Prompt: Retype each line of the material exactly, please, skipping any picture in it.

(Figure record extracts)
====

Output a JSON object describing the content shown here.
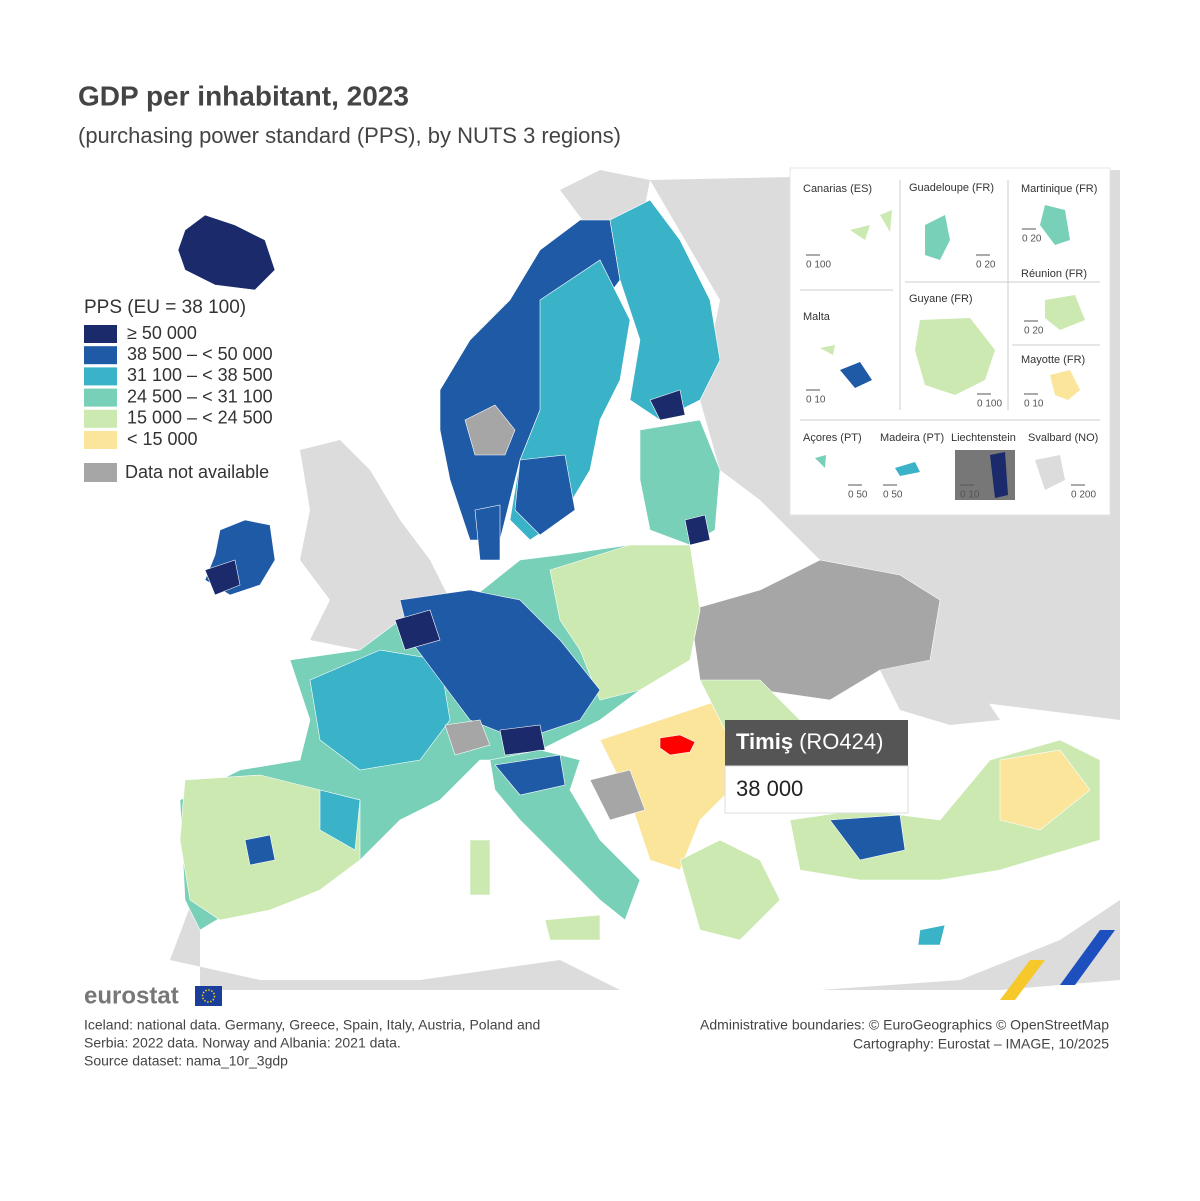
{
  "header": {
    "title": "GDP per inhabitant, 2023",
    "subtitle": "(purchasing power standard (PPS), by NUTS 3 regions)"
  },
  "legend": {
    "title": "PPS (EU = 38 100)",
    "items": [
      {
        "label": "≥ 50 000",
        "color": "#1b2a6b"
      },
      {
        "label": "38 500 – < 50 000",
        "color": "#1f5aa6"
      },
      {
        "label": "31 100 – < 38 500",
        "color": "#3ab2c8"
      },
      {
        "label": "24 500 – < 31 100",
        "color": "#78d0b8"
      },
      {
        "label": "15 000 – < 24 500",
        "color": "#cbe9b0"
      },
      {
        "label": "< 15 000",
        "color": "#fbe59a"
      }
    ],
    "na": {
      "label": "Data not available",
      "color": "#a6a6a6"
    }
  },
  "tooltip": {
    "region": "Timiş",
    "code": "(RO424)",
    "value": "38 000",
    "highlight": "#ff0000"
  },
  "insets": [
    {
      "label": "Canarias (ES)",
      "scale": "0 100"
    },
    {
      "label": "Guadeloupe (FR)",
      "scale": "0 20"
    },
    {
      "label": "Martinique (FR)",
      "scale": "0 20"
    },
    {
      "label": "Réunion (FR)",
      "scale": "0 20"
    },
    {
      "label": "Malta",
      "scale": "0 10"
    },
    {
      "label": "Guyane (FR)",
      "scale": "0 100"
    },
    {
      "label": "Mayotte (FR)",
      "scale": "0 10"
    },
    {
      "label": "Açores (PT)",
      "scale": "0 50"
    },
    {
      "label": "Madeira (PT)",
      "scale": "0 50"
    },
    {
      "label": "Liechtenstein",
      "scale": "0 10"
    },
    {
      "label": "Svalbard (NO)",
      "scale": "0 200"
    }
  ],
  "brand": "eurostat",
  "notes": {
    "left": [
      "Iceland: national data. Germany, Greece, Spain, Italy, Austria, Poland and",
      "Serbia: 2022 data. Norway and Albania: 2021 data.",
      "Source dataset: nama_10r_3gdp"
    ],
    "right": [
      "Administrative boundaries: © EuroGeographics © OpenStreetMap",
      "Cartography: Eurostat – IMAGE, 10/2025"
    ]
  }
}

====

Task answer:
Output a JSON object describing the content shown here.
{
  "header": {
    "title": "GDP per inhabitant, 2023",
    "subtitle": "(purchasing power standard (PPS), by NUTS 3 regions)"
  },
  "legend": {
    "title": "PPS (EU = 38 100)",
    "items": [
      {
        "label": "≥ 50 000",
        "color": "#1b2a6b"
      },
      {
        "label": "38 500 – < 50 000",
        "color": "#1f5aa6"
      },
      {
        "label": "31 100 – < 38 500",
        "color": "#3ab2c8"
      },
      {
        "label": "24 500 – < 31 100",
        "color": "#78d0b8"
      },
      {
        "label": "15 000 – < 24 500",
        "color": "#cbe9b0"
      },
      {
        "label": "< 15 000",
        "color": "#fbe59a"
      }
    ],
    "na": {
      "label": "Data not available",
      "color": "#a6a6a6"
    }
  },
  "tooltip": {
    "region": "Timiş",
    "code": "(RO424)",
    "value": "38 000",
    "highlight": "#ff0000"
  },
  "insets": [
    {
      "label": "Canarias (ES)",
      "scale": "0 100"
    },
    {
      "label": "Guadeloupe (FR)",
      "scale": "0 20"
    },
    {
      "label": "Martinique (FR)",
      "scale": "0 20"
    },
    {
      "label": "Réunion (FR)",
      "scale": "0 20"
    },
    {
      "label": "Malta",
      "scale": "0 10"
    },
    {
      "label": "Guyane (FR)",
      "scale": "0 100"
    },
    {
      "label": "Mayotte (FR)",
      "scale": "0 10"
    },
    {
      "label": "Açores (PT)",
      "scale": "0 50"
    },
    {
      "label": "Madeira (PT)",
      "scale": "0 50"
    },
    {
      "label": "Liechtenstein",
      "scale": "0 10"
    },
    {
      "label": "Svalbard (NO)",
      "scale": "0 200"
    }
  ],
  "brand": "eurostat",
  "notes": {
    "left": [
      "Iceland: national data. Germany, Greece, Spain, Italy, Austria, Poland and",
      "Serbia: 2022 data. Norway and Albania: 2021 data.",
      "Source dataset: nama_10r_3gdp"
    ],
    "right": [
      "Administrative boundaries: © EuroGeographics © OpenStreetMap",
      "Cartography: Eurostat – IMAGE, 10/2025"
    ]
  }
}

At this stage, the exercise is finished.